* [What to do]: Return every line below in which "exam" appears.

* [Records for this task]:

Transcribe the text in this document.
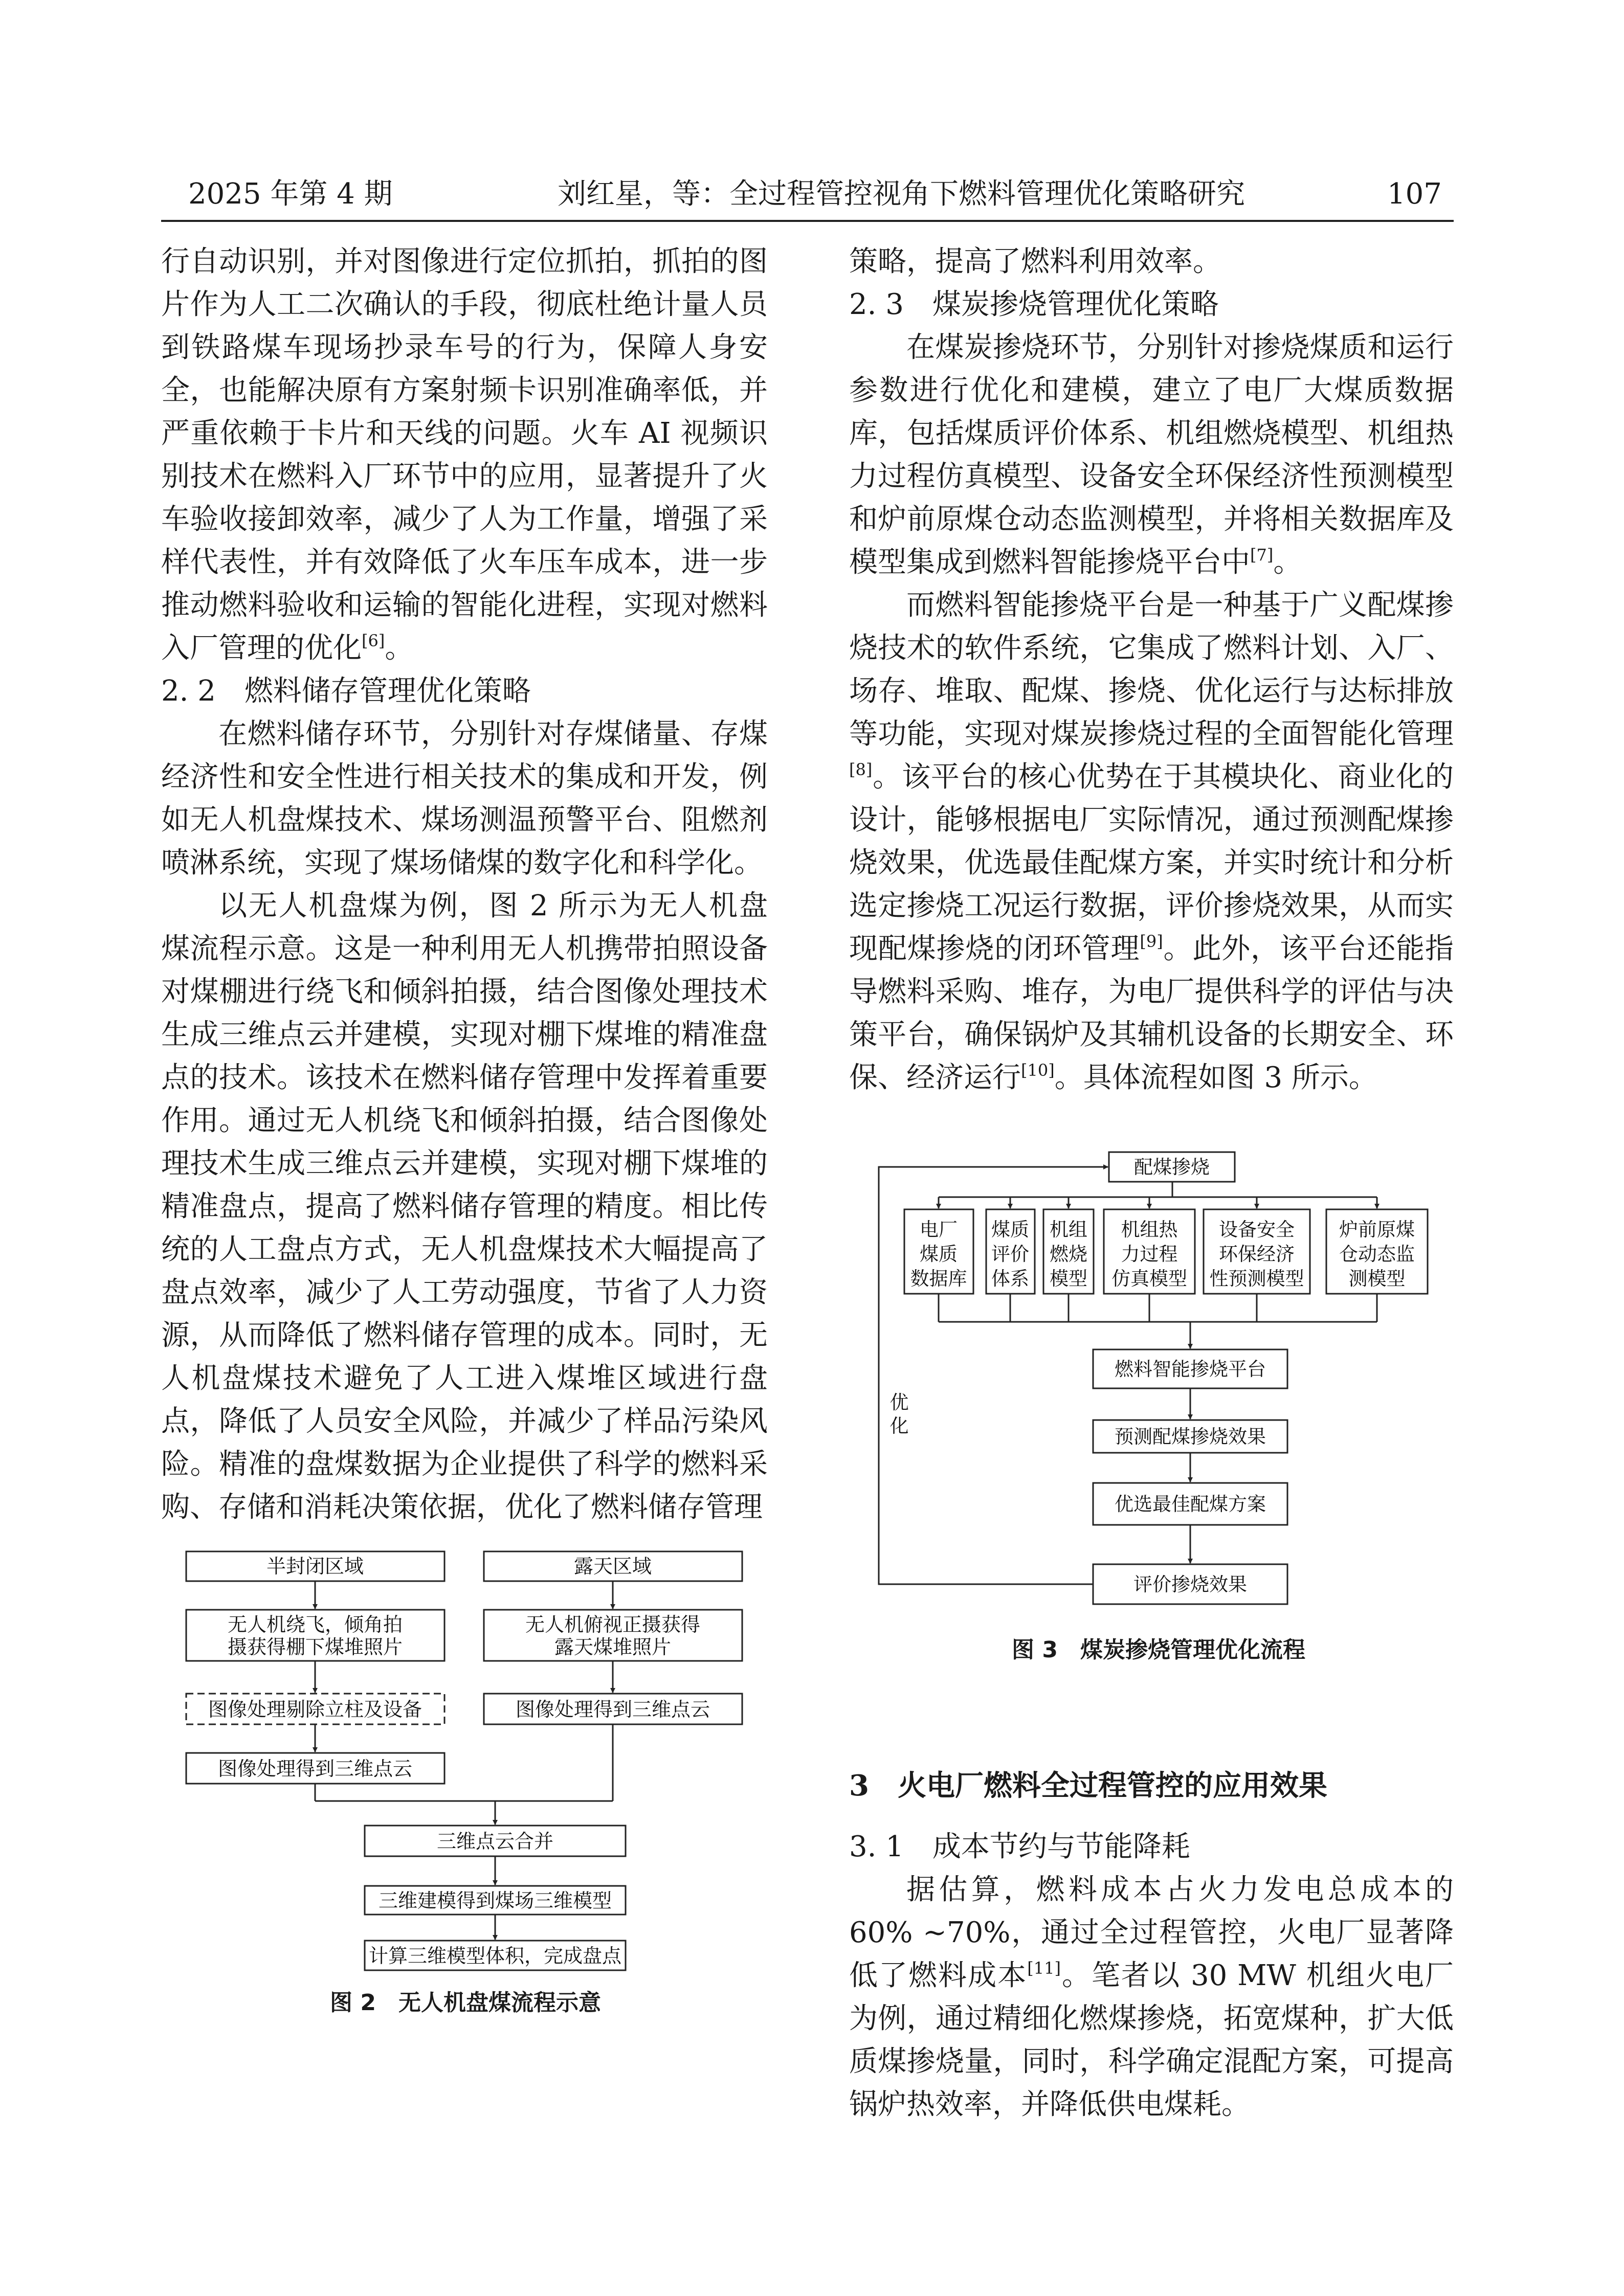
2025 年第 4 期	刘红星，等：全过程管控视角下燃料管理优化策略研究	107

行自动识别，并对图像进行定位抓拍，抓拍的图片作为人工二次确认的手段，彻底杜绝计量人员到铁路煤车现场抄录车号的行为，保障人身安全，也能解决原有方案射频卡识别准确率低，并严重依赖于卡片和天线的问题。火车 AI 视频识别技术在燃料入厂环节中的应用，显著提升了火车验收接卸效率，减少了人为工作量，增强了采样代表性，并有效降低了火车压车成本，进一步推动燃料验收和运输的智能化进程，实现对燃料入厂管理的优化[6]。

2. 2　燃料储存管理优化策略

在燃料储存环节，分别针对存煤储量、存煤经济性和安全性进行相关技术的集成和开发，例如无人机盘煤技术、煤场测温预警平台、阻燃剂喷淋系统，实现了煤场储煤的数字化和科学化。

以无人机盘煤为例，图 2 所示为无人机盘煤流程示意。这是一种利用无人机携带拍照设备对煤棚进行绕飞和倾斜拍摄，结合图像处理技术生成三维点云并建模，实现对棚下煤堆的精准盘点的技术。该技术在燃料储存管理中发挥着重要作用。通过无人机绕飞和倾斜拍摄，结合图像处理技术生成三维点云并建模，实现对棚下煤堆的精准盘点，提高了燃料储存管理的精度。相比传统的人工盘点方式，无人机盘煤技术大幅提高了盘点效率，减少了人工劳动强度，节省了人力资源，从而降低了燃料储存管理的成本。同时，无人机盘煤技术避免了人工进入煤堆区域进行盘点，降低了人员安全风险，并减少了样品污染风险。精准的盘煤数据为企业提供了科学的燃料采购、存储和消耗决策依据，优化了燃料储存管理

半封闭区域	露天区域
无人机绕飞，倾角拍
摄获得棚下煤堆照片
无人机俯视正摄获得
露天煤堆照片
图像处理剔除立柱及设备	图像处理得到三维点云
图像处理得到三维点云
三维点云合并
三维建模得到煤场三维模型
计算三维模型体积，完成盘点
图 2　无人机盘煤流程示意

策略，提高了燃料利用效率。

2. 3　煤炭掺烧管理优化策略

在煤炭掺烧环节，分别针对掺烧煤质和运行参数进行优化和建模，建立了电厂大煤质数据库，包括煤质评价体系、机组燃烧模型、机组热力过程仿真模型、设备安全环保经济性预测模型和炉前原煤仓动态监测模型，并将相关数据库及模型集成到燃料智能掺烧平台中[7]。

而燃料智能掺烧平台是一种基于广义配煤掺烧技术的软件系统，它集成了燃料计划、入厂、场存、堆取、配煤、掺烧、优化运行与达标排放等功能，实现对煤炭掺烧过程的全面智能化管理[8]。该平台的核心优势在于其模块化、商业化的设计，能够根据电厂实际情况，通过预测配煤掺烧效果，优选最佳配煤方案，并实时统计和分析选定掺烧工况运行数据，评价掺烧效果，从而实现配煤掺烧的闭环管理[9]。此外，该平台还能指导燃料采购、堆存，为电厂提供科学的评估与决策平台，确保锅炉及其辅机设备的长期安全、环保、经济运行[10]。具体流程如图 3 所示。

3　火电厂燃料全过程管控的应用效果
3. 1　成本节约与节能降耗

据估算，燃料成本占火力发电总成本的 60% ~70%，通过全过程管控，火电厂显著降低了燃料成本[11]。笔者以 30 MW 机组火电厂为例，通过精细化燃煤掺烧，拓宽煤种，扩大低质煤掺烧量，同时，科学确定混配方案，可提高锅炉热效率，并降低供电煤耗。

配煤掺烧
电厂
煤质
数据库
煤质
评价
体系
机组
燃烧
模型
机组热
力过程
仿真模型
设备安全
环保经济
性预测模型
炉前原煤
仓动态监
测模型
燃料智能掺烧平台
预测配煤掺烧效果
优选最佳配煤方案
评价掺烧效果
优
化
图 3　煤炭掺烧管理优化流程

---

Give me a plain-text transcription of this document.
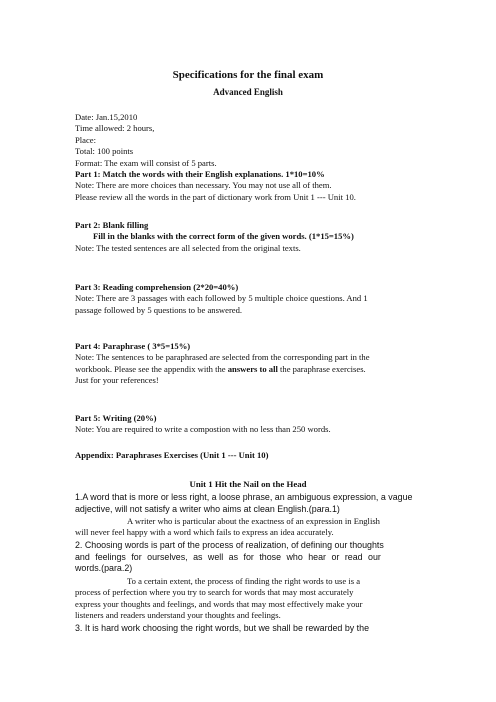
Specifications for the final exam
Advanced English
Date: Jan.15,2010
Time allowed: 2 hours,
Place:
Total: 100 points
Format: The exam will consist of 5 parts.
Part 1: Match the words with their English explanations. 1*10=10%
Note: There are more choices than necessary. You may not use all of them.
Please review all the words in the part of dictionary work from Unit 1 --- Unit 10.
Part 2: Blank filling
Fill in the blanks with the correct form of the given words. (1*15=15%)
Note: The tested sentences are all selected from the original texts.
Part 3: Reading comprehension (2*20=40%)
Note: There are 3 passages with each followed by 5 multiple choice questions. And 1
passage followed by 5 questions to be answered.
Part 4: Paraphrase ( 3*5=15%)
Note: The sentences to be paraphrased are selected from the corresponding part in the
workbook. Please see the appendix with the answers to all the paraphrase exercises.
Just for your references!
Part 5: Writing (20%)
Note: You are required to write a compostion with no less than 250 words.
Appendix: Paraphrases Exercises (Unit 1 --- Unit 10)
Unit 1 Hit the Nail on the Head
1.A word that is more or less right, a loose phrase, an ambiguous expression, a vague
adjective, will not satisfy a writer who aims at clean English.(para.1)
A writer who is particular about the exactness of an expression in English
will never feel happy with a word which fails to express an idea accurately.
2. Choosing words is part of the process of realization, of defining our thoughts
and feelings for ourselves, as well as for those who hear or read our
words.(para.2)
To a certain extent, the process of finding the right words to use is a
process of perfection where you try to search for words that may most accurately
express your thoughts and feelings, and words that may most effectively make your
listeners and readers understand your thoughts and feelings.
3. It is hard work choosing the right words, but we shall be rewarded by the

* * *

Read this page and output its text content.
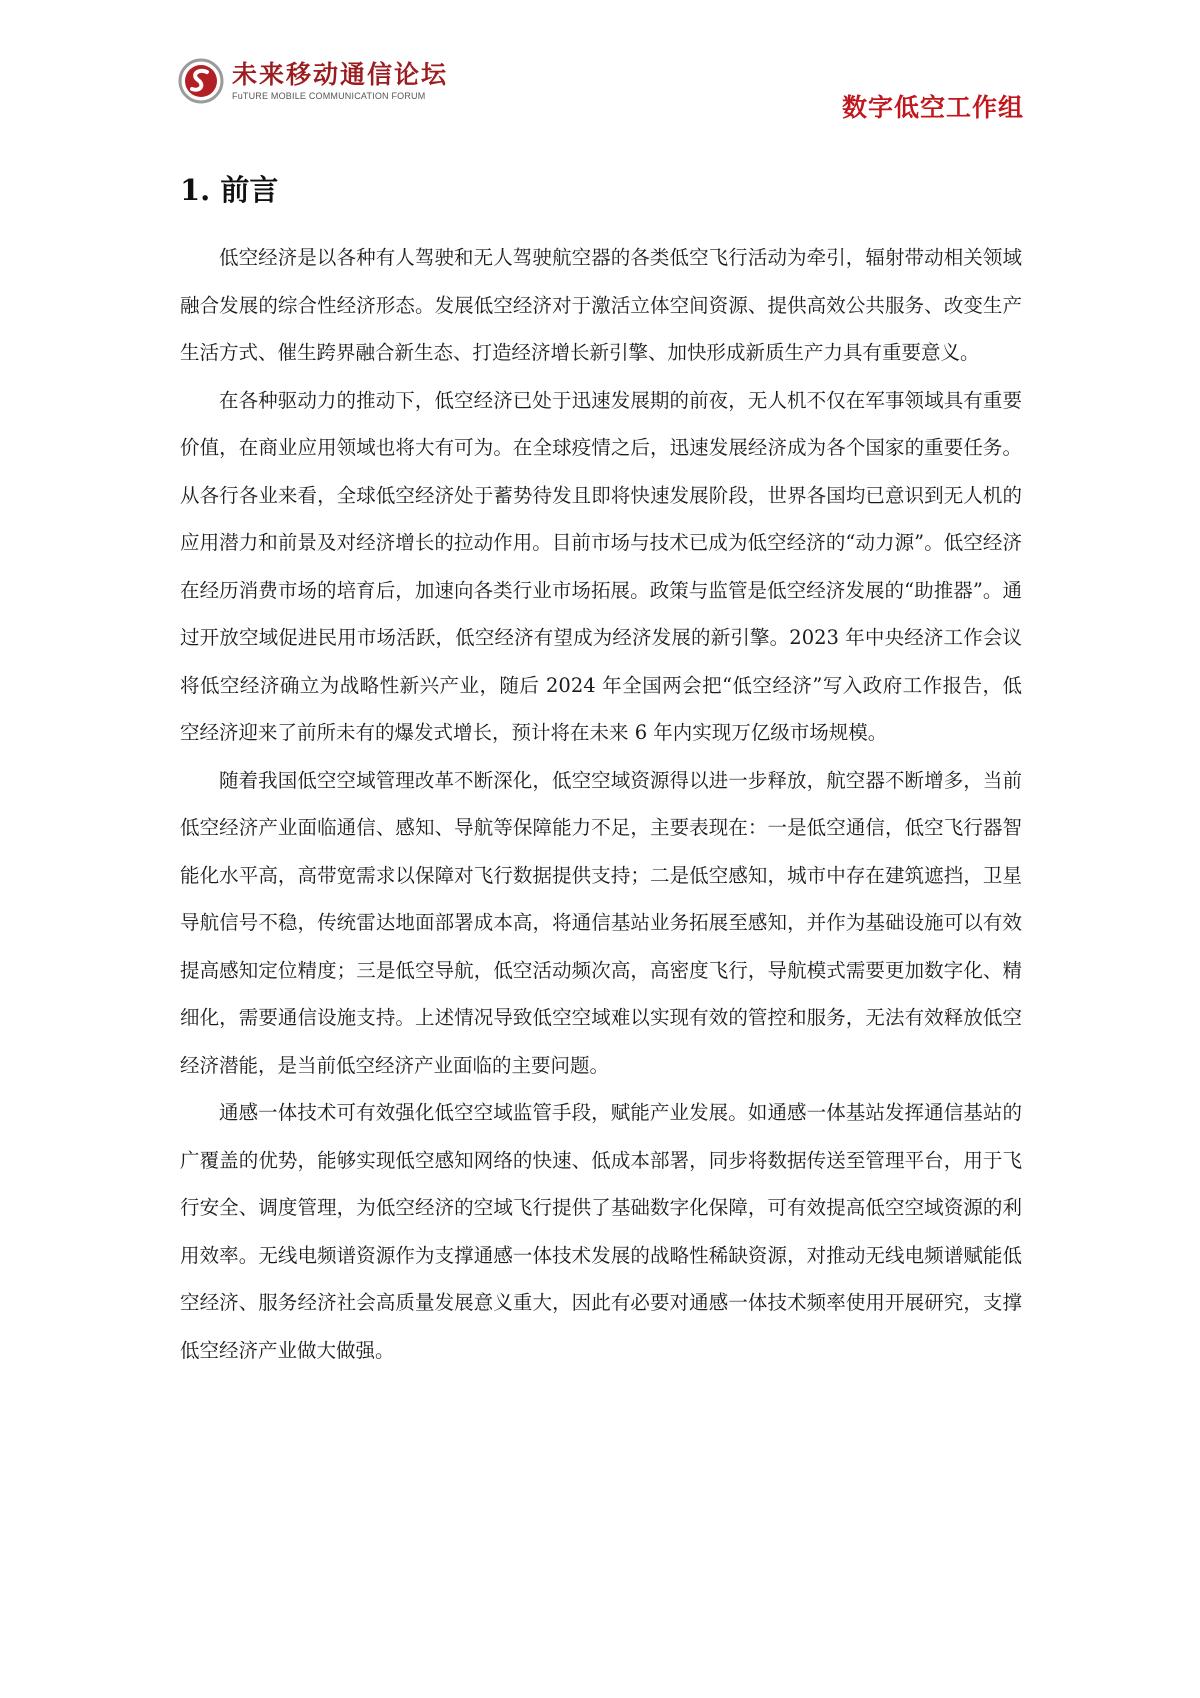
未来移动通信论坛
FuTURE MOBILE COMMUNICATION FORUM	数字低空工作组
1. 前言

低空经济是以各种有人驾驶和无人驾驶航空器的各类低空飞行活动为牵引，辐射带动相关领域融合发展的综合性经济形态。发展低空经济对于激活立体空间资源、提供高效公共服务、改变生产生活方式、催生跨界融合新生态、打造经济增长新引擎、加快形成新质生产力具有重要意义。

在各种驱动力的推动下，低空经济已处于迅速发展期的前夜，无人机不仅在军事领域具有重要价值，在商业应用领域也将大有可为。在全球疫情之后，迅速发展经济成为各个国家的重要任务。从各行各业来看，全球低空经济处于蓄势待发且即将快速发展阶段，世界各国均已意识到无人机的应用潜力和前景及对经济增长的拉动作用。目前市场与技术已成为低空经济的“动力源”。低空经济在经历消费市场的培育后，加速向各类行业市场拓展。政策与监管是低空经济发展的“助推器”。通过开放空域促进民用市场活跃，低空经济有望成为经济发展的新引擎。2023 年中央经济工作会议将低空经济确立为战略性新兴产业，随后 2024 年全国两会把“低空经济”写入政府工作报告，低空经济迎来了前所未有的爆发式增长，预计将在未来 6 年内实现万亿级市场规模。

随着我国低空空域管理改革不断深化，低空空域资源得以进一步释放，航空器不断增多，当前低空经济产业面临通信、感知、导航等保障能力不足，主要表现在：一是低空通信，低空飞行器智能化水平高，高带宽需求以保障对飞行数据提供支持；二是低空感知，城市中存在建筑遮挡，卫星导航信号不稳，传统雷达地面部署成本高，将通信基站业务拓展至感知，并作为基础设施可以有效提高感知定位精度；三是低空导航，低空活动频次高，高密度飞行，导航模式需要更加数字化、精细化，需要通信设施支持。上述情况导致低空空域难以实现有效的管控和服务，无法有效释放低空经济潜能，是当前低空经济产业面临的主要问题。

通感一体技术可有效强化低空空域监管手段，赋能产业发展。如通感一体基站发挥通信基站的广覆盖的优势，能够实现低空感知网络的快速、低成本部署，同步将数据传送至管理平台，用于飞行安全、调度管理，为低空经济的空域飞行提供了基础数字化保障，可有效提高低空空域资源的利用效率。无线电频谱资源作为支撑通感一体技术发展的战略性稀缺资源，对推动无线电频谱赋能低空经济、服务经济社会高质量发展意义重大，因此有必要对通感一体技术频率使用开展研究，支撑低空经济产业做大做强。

* [Solution for this exercise]:
Specifications for the final exam
Format: The exam will consist of 5 parts.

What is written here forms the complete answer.